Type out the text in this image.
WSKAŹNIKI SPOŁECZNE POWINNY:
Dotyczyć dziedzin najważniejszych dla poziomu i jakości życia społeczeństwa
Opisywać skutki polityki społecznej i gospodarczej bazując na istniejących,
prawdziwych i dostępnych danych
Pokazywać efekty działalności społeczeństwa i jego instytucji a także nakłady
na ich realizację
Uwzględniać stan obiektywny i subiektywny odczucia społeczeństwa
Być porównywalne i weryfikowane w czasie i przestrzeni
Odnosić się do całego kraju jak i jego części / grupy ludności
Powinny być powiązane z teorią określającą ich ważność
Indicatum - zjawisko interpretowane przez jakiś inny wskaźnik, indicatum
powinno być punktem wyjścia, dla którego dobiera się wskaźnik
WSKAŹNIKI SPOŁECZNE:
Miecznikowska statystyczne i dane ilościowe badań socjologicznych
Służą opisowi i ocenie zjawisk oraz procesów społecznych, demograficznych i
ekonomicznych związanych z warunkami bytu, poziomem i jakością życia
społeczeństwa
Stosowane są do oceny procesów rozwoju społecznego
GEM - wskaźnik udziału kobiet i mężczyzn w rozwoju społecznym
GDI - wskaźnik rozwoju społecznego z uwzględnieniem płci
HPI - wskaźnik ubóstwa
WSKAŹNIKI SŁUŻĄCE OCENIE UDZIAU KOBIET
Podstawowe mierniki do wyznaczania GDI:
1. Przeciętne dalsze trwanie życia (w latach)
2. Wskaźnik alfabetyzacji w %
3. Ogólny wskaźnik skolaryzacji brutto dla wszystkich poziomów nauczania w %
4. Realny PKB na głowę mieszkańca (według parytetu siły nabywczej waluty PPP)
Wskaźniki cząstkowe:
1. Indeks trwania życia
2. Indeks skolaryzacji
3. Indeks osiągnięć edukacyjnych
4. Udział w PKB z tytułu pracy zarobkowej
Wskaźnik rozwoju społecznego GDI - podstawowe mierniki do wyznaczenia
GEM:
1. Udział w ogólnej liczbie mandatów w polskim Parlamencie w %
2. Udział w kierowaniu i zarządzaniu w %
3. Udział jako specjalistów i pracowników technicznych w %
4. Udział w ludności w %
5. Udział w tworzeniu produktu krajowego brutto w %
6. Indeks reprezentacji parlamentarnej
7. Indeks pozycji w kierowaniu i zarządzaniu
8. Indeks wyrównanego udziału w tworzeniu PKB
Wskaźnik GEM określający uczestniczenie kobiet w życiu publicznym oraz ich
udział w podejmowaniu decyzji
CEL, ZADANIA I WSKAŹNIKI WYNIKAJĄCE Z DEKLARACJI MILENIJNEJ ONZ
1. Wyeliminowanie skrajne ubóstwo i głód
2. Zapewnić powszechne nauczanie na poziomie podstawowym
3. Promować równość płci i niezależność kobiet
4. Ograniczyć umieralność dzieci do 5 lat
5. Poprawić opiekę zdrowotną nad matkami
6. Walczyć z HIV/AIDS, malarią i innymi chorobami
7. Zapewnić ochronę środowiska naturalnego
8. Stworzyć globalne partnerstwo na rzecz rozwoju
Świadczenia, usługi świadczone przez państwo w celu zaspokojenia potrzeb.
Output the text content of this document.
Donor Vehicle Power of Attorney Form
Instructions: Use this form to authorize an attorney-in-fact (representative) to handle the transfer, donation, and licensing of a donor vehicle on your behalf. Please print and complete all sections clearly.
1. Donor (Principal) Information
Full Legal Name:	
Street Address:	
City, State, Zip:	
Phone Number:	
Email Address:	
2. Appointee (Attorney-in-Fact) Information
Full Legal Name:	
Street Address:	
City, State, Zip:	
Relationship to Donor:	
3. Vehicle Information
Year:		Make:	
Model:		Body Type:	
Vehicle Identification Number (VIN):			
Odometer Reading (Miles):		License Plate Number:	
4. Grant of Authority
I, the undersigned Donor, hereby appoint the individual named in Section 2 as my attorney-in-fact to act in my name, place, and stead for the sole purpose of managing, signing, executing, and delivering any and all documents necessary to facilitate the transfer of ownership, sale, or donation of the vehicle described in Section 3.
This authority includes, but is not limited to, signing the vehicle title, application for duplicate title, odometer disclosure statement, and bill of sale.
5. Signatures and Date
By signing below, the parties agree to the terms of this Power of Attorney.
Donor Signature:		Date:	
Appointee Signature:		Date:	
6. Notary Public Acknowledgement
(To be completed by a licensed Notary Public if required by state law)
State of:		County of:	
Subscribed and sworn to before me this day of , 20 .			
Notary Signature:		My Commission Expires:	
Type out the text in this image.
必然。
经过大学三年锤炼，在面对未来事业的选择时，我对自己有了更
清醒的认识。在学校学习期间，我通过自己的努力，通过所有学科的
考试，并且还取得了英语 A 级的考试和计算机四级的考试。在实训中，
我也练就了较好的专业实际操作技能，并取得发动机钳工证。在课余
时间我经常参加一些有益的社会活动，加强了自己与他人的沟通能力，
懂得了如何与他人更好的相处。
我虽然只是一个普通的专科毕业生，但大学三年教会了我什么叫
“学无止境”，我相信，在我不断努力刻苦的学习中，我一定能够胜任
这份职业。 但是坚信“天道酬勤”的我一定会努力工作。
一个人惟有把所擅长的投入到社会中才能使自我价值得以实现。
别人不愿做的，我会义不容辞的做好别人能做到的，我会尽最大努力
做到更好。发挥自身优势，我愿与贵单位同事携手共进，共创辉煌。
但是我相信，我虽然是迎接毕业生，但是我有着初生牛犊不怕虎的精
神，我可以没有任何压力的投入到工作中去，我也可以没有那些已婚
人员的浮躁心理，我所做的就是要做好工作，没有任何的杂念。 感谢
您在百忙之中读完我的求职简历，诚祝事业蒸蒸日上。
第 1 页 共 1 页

────────────────────

WHAT TO WORK ON: In the records above, find each line with the word "transfer" and copy it.

WRITTEN REPLY:
Instructions: Use this form to authorize an attorney-in-fact (representative) to handle the transfer, donation, and licensing of a donor vehicle on your behalf. Please print and complete all sections clearly.
I, the undersigned Donor, hereby appoint the individual named in Section 2 as my attorney-in-fact to act in my name, place, and stead for the sole purpose of managing, signing, executing, and delivering any and all documents necessary to facilitate the transfer of ownership, sale, or donation of the vehicle described in Section 3.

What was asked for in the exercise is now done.